Data entries
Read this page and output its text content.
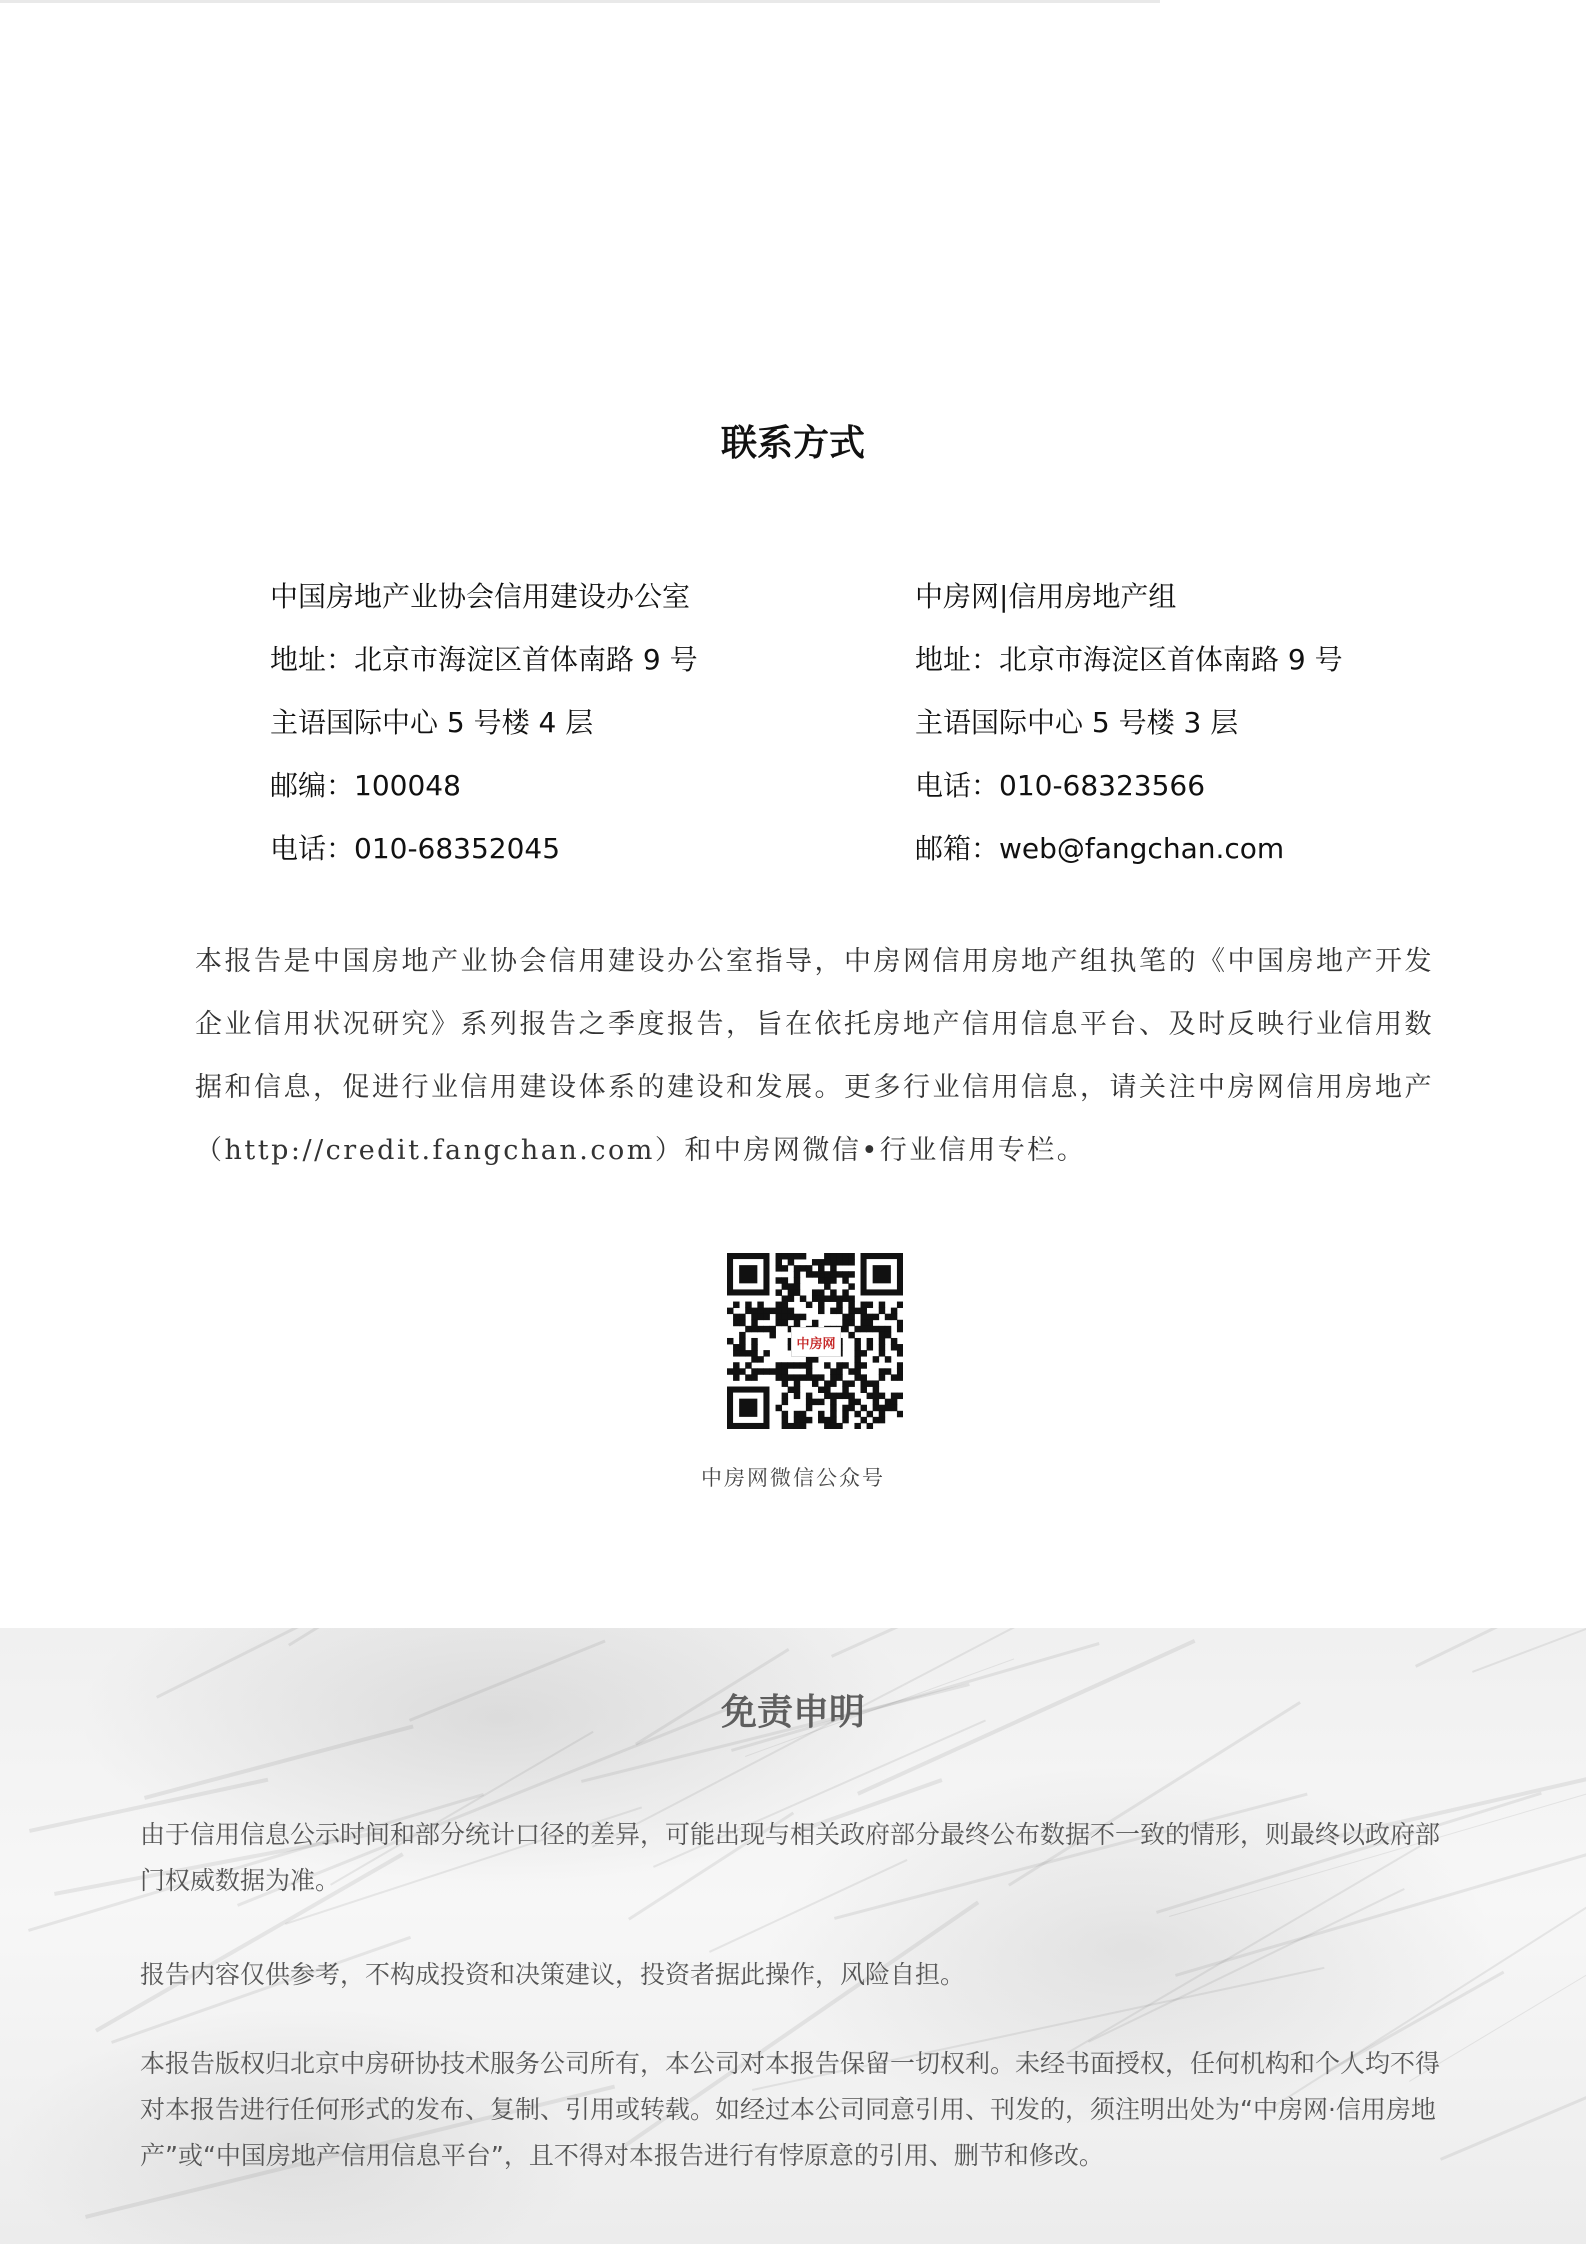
联系方式
中国房地产业协会信用建设办公室
地址：北京市海淀区首体南路 9 号
主语国际中心 5 号楼 4 层
邮编：100048
电话：010-68352045
中房网|信用房地产组
地址：北京市海淀区首体南路 9 号
主语国际中心 5 号楼 3 层
电话：010-68323566
邮箱：web@fangchan.com
本报告是中国房地产业协会信用建设办公室指导，中房网信用房地产组执笔的《中国房地产开发企业信用状况研究》系列报告之季度报告，旨在依托房地产信用信息平台、及时反映行业信用数据和信息，促进行业信用建设体系的建设和发展。更多行业信用信息，请关注中房网信用房地产（http://credit.fangchan.com）和中房网微信•行业信用专栏。
中房网
中房网微信公众号
免责申明
由于信用信息公示时间和部分统计口径的差异，可能出现与相关政府部分最终公布数据不一致的情形，则最终以政府部门权威数据为准。
报告内容仅供参考，不构成投资和决策建议，投资者据此操作，风险自担。
本报告版权归北京中房研协技术服务公司所有，本公司对本报告保留一切权利。未经书面授权，任何机构和个人均不得对本报告进行任何形式的发布、复制、引用或转载。如经过本公司同意引用、刊发的，须注明出处为“中房网·信用房地产”或“中国房地产信用信息平台”，且不得对本报告进行有悖原意的引用、删节和修改。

» **Your goal**
Show every line in the records above that contains the word "fangchan".

» **Result**
邮箱：web@fangchan.com
本报告是中国房地产业协会信用建设办公室指导，中房网信用房地产组执笔的《中国房地产开发企业信用状况研究》系列报告之季度报告，旨在依托房地产信用信息平台、及时反映行业信用数据和信息，促进行业信用建设体系的建设和发展。更多行业信用信息，请关注中房网信用房地产（http://credit.fangchan.com）和中房网微信•行业信用专栏。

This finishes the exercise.